**DATASET RECORDS:**
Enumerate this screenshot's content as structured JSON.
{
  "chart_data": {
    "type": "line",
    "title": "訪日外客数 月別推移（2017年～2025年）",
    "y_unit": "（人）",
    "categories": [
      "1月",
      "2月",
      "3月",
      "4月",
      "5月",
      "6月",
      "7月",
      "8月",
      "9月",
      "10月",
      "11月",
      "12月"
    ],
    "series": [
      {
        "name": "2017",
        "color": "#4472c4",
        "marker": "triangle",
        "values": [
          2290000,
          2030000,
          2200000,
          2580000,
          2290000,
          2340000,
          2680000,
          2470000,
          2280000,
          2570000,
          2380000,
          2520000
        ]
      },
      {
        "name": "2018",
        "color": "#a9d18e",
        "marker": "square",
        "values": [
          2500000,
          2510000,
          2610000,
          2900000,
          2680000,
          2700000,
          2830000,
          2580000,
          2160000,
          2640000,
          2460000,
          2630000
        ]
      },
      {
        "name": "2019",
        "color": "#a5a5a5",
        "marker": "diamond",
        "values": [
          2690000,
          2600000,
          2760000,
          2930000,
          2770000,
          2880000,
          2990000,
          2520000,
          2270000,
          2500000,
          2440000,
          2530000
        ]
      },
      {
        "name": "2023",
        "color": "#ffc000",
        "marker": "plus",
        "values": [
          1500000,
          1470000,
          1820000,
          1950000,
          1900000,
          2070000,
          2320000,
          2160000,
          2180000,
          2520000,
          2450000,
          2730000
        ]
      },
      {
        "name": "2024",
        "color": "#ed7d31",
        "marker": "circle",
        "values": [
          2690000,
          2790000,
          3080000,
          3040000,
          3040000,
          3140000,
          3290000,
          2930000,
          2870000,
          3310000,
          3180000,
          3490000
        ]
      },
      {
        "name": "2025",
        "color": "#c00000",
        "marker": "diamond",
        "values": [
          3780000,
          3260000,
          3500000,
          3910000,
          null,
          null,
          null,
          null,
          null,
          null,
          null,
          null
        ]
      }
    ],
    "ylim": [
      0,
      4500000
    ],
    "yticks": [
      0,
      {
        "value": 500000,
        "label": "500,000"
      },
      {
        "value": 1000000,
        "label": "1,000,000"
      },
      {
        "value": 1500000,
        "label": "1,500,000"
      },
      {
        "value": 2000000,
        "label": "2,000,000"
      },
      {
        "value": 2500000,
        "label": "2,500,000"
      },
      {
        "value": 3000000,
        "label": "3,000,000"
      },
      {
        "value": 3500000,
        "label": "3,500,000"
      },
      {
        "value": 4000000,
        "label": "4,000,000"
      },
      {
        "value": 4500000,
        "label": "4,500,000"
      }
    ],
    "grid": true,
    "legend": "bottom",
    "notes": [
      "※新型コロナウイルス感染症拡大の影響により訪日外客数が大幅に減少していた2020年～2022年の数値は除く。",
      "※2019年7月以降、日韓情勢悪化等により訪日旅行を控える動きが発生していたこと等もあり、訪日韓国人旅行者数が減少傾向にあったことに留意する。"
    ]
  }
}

**GOAL:** Retype the listing above in full, with no alterations.

**COMPLETE ANSWER:**
Enumerate this screenshot's content as structured JSON.
{
  "chart_data": {
    "type": "line",
    "title": "訪日外客数 月別推移（2017年～2025年）",
    "y_unit": "（人）",
    "categories": [
      "1月",
      "2月",
      "3月",
      "4月",
      "5月",
      "6月",
      "7月",
      "8月",
      "9月",
      "10月",
      "11月",
      "12月"
    ],
    "series": [
      {
        "name": "2017",
        "color": "#4472c4",
        "marker": "triangle",
        "values": [
          2290000,
          2030000,
          2200000,
          2580000,
          2290000,
          2340000,
          2680000,
          2470000,
          2280000,
          2570000,
          2380000,
          2520000
        ]
      },
      {
        "name": "2018",
        "color": "#a9d18e",
        "marker": "square",
        "values": [
          2500000,
          2510000,
          2610000,
          2900000,
          2680000,
          2700000,
          2830000,
          2580000,
          2160000,
          2640000,
          2460000,
          2630000
        ]
      },
      {
        "name": "2019",
        "color": "#a5a5a5",
        "marker": "diamond",
        "values": [
          2690000,
          2600000,
          2760000,
          2930000,
          2770000,
          2880000,
          2990000,
          2520000,
          2270000,
          2500000,
          2440000,
          2530000
        ]
      },
      {
        "name": "2023",
        "color": "#ffc000",
        "marker": "plus",
        "values": [
          1500000,
          1470000,
          1820000,
          1950000,
          1900000,
          2070000,
          2320000,
          2160000,
          2180000,
          2520000,
          2450000,
          2730000
        ]
      },
      {
        "name": "2024",
        "color": "#ed7d31",
        "marker": "circle",
        "values": [
          2690000,
          2790000,
          3080000,
          3040000,
          3040000,
          3140000,
          3290000,
          2930000,
          2870000,
          3310000,
          3180000,
          3490000
        ]
      },
      {
        "name": "2025",
        "color": "#c00000",
        "marker": "diamond",
        "values": [
          3780000,
          3260000,
          3500000,
          3910000,
          null,
          null,
          null,
          null,
          null,
          null,
          null,
          null
        ]
      }
    ],
    "ylim": [
      0,
      4500000
    ],
    "yticks": [
      0,
      {
        "value": 500000,
        "label": "500,000"
      },
      {
        "value": 1000000,
        "label": "1,000,000"
      },
      {
        "value": 1500000,
        "label": "1,500,000"
      },
      {
        "value": 2000000,
        "label": "2,000,000"
      },
      {
        "value": 2500000,
        "label": "2,500,000"
      },
      {
        "value": 3000000,
        "label": "3,000,000"
      },
      {
        "value": 3500000,
        "label": "3,500,000"
      },
      {
        "value": 4000000,
        "label": "4,000,000"
      },
      {
        "value": 4500000,
        "label": "4,500,000"
      }
    ],
    "grid": true,
    "legend": "bottom",
    "notes": [
      "※新型コロナウイルス感染症拡大の影響により訪日外客数が大幅に減少していた2020年～2022年の数値は除く。",
      "※2019年7月以降、日韓情勢悪化等により訪日旅行を控える動きが発生していたこと等もあり、訪日韓国人旅行者数が減少傾向にあったことに留意する。"
    ]
  }
}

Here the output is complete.